═══ Source data

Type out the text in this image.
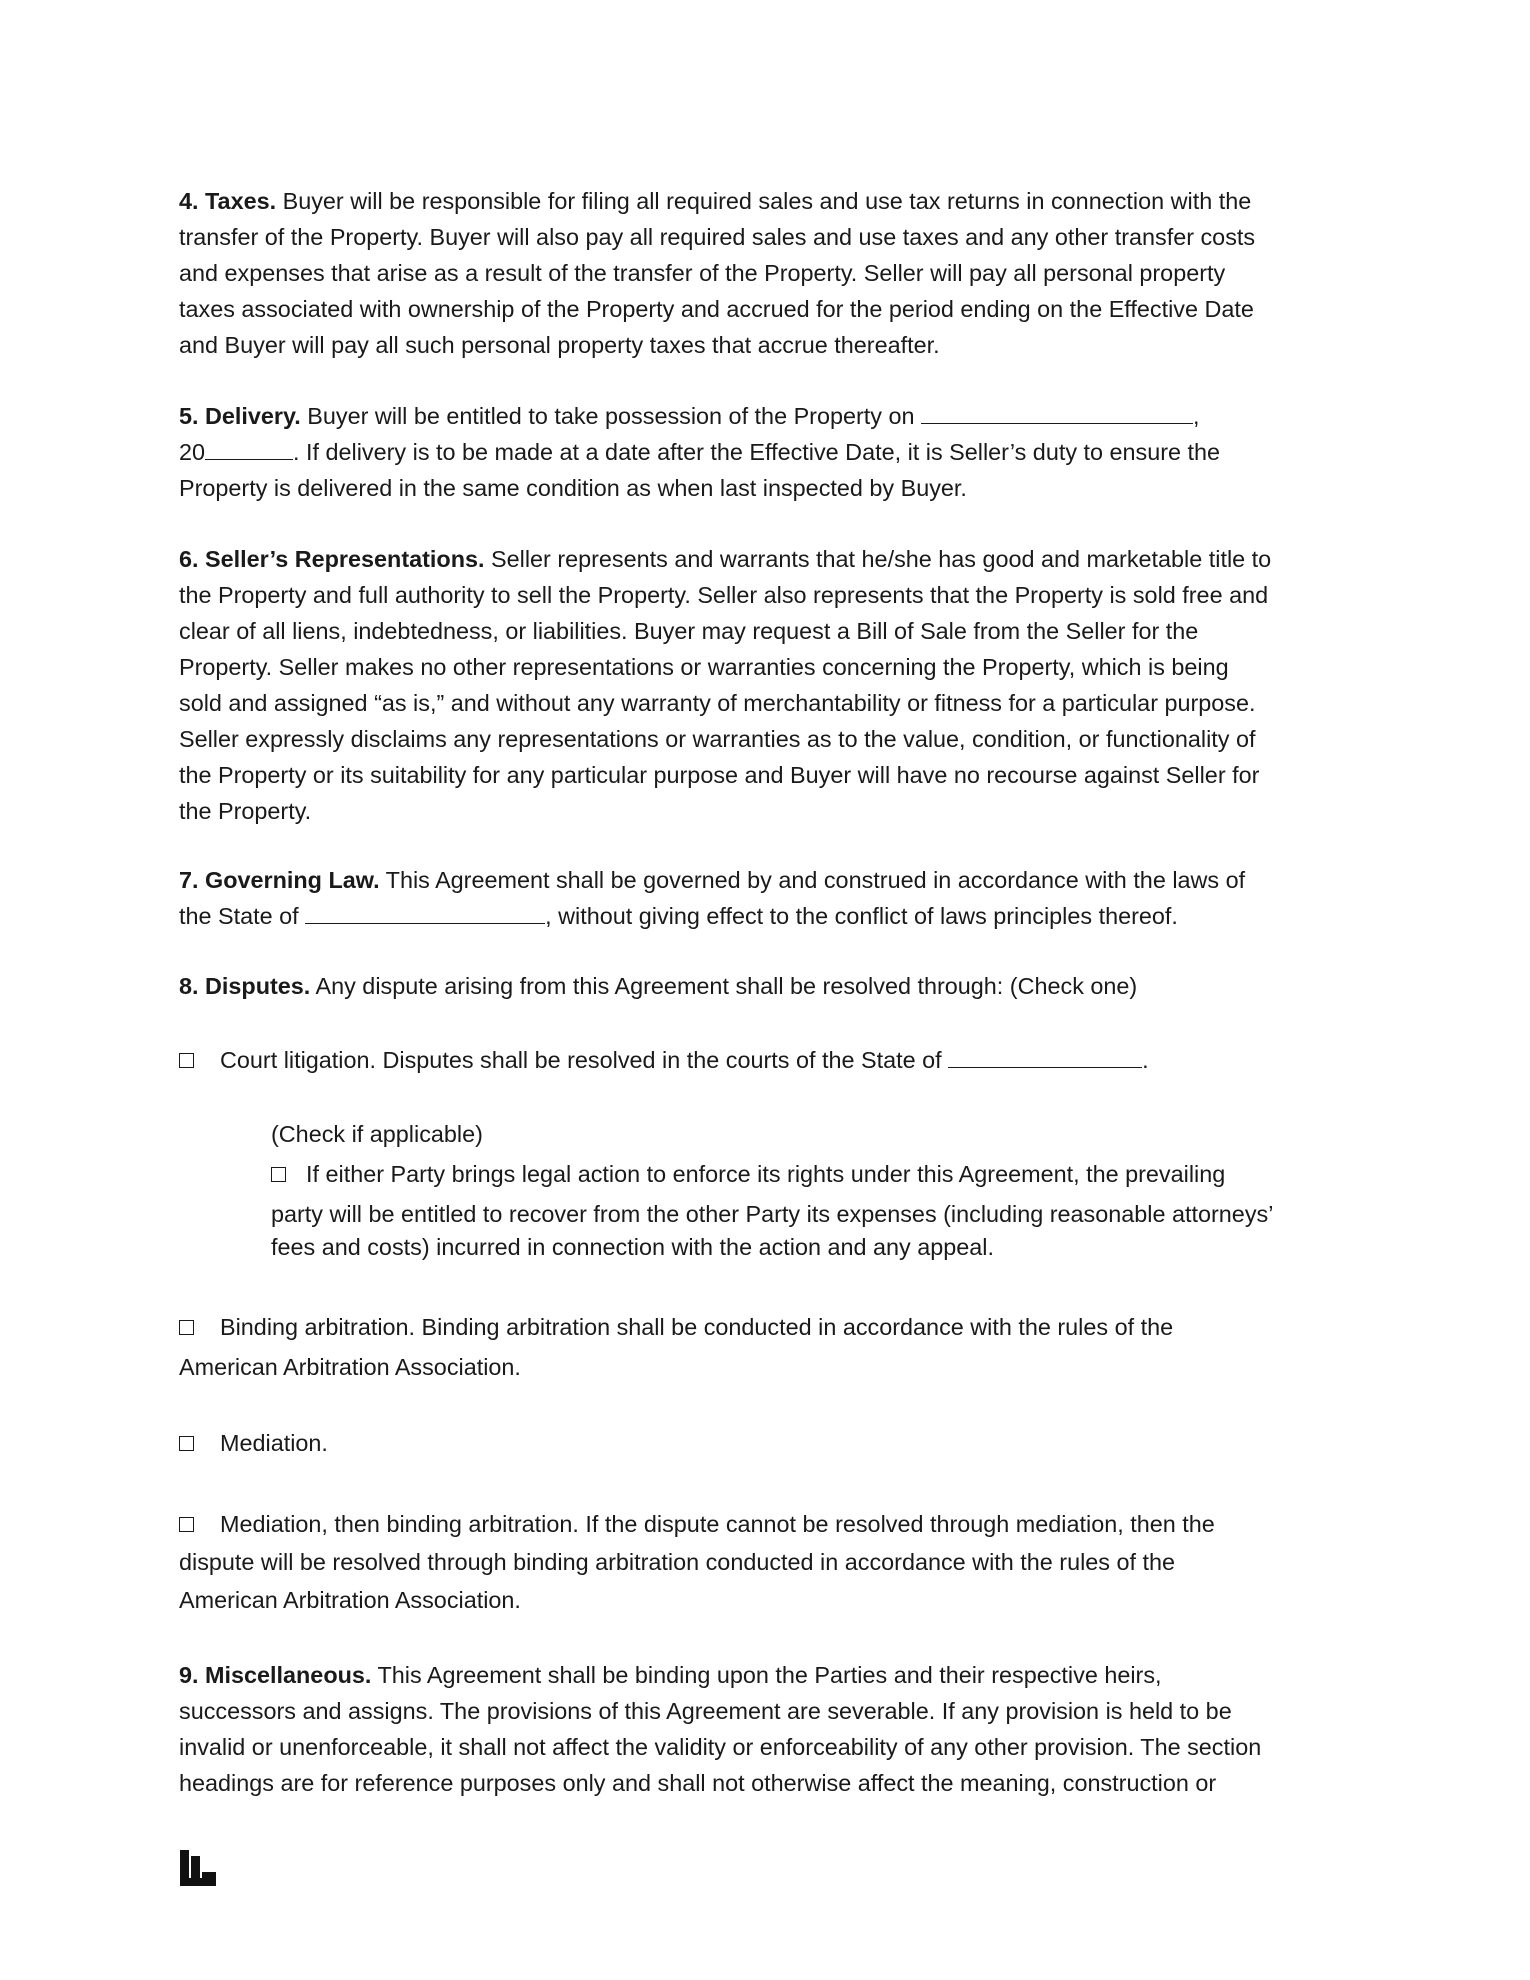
4. Taxes. Buyer will be responsible for filing all required sales and use tax returns in connection with the
transfer of the Property. Buyer will also pay all required sales and use taxes and any other transfer costs
and expenses that arise as a result of the transfer of the Property. Seller will pay all personal property
taxes associated with ownership of the Property and accrued for the period ending on the Effective Date
and Buyer will pay all such personal property taxes that accrue thereafter.

5. Delivery. Buyer will be entitled to take possession of the Property on	,
20	. If delivery is to be made at a date after the Effective Date, it is Seller’s duty to ensure the
Property is delivered in the same condition as when last inspected by Buyer.

6. Seller’s Representations. Seller represents and warrants that he/she has good and marketable title to
the Property and full authority to sell the Property. Seller also represents that the Property is sold free and
clear of all liens, indebtedness, or liabilities. Buyer may request a Bill of Sale from the Seller for the
Property. Seller makes no other representations or warranties concerning the Property, which is being
sold and assigned “as is,” and without any warranty of merchantability or fitness for a particular purpose.
Seller expressly disclaims any representations or warranties as to the value, condition, or functionality of
the Property or its suitability for any particular purpose and Buyer will have no recourse against Seller for
the Property.

7. Governing Law. This Agreement shall be governed by and construed in accordance with the laws of
the State of	, without giving effect to the conflict of laws principles thereof.

8. Disputes. Any dispute arising from this Agreement shall be resolved through: (Check one)

Court litigation. Disputes shall be resolved in the courts of the State of	.

(Check if applicable)

If either Party brings legal action to enforce its rights under this Agreement, the prevailing

party will be entitled to recover from the other Party its expenses (including reasonable attorneys’
fees and costs) incurred in connection with the action and any appeal.

Binding arbitration. Binding arbitration shall be conducted in accordance with the rules of the
American Arbitration Association.

Mediation.

Mediation, then binding arbitration. If the dispute cannot be resolved through mediation, then the
dispute will be resolved through binding arbitration conducted in accordance with the rules of the
American Arbitration Association.

9. Miscellaneous. This Agreement shall be binding upon the Parties and their respective heirs,
successors and assigns. The provisions of this Agreement are severable. If any provision is held to be
invalid or unenforceable, it shall not affect the validity or enforceability of any other provision. The section
headings are for reference purposes only and shall not otherwise affect the meaning, construction or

══════

### Problem:
Using the listing, copy every line where the word "rules" shows up.

### Written solution:
Binding arbitration. Binding arbitration shall be conducted in accordance with the rules of the
dispute will be resolved through binding arbitration conducted in accordance with the rules of the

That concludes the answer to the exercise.